§ **GIVEN REQUEST**:
Format all the material as a JSON array of strings, one string per line, and leave out blank lines.

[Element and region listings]
※
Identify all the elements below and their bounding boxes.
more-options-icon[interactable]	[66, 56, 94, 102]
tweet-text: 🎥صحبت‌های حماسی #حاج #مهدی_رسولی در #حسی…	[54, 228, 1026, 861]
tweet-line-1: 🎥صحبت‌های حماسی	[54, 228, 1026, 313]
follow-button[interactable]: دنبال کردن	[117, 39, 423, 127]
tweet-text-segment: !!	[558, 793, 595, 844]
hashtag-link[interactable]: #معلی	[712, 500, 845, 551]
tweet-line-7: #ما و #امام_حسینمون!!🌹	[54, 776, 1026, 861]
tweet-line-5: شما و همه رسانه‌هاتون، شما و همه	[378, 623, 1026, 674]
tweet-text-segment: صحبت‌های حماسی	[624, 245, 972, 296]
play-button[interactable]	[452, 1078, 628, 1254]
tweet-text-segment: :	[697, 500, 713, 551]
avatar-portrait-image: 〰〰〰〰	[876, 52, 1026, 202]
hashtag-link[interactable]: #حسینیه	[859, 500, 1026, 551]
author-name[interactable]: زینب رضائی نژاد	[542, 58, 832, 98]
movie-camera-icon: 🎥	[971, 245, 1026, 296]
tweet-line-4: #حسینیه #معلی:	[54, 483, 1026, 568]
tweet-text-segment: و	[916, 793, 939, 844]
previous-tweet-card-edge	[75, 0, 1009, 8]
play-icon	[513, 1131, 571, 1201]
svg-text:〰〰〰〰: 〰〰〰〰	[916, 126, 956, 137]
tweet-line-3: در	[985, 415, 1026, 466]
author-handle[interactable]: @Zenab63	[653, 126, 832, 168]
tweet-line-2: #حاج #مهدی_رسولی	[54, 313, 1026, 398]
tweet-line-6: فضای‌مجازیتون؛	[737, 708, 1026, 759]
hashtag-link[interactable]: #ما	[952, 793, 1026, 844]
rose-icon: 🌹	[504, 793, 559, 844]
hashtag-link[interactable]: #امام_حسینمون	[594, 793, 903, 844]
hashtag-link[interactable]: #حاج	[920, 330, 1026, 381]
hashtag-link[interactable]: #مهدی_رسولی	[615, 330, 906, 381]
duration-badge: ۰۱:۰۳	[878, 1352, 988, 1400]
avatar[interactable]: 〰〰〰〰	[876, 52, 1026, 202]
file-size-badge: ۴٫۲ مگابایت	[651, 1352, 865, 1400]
※
§ **THE REPLY**:
[
  "Identify all the elements below and their bounding boxes.",
  "more-options-icon[interactable]\t[66, 56, 94, 102]",
  "tweet-text: 🎥صحبت‌های حماسی #حاج #مهدی_رسولی در #حسی…\t[54, 228, 1026, 861]",
  "tweet-line-1: 🎥صحبت‌های حماسی\t[54, 228, 1026, 313]",
  "follow-button[interactable]: دنبال کردن\t[117, 39, 423, 127]",
  "tweet-text-segment: !!\t[558, 793, 595, 844]",
  "hashtag-link[interactable]: #معلی\t[712, 500, 845, 551]",
  "tweet-line-7: #ما و #امام_حسینمون!!🌹\t[54, 776, 1026, 861]",
  "tweet-line-5: شما و همه رسانه‌هاتون، شما و همه\t[378, 623, 1026, 674]",
  "tweet-text-segment: صحبت‌های حماسی\t[624, 245, 972, 296]",
  "play-button[interactable]\t[452, 1078, 628, 1254]",
  "tweet-text-segment: :\t[697, 500, 713, 551]",
  "avatar-portrait-image: 〰〰〰〰\t[876, 52, 1026, 202]",
  "hashtag-link[interactable]: #حسینیه\t[859, 500, 1026, 551]",
  "author-name[interactable]: زینب رضائی نژاد\t[542, 58, 832, 98]",
  "movie-camera-icon: 🎥\t[971, 245, 1026, 296]",
  "tweet-line-4: #حسینیه #معلی:\t[54, 483, 1026, 568]",
  "tweet-text-segment: و\t[916, 793, 939, 844]",
  "previous-tweet-card-edge\t[75, 0, 1009, 8]",
  "play-icon\t[513, 1131, 571, 1201]",
  "svg-text:〰〰〰〰: 〰〰〰〰\t[916, 126, 956, 137]",
  "tweet-line-3: در\t[985, 415, 1026, 466]",
  "author-handle[interactable]: @Zenab63\t[653, 126, 832, 168]",
  "tweet-line-2: #حاج #مهدی_رسولی\t[54, 313, 1026, 398]",
  "tweet-line-6: فضای‌مجازیتون؛\t[737, 708, 1026, 759]",
  "hashtag-link[interactable]: #ما\t[952, 793, 1026, 844]",
  "rose-icon: 🌹\t[504, 793, 559, 844]",
  "hashtag-link[interactable]: #امام_حسینمون\t[594, 793, 903, 844]",
  "hashtag-link[interactable]: #حاج\t[920, 330, 1026, 381]",
  "hashtag-link[interactable]: #مهدی_رسولی\t[615, 330, 906, 381]",
  "duration-badge: ۰۱:۰۳\t[878, 1352, 988, 1400]",
  "avatar[interactable]: 〰〰〰〰\t[876, 52, 1026, 202]",
  "file-size-badge: ۴٫۲ مگابایت\t[651, 1352, 865, 1400]"
]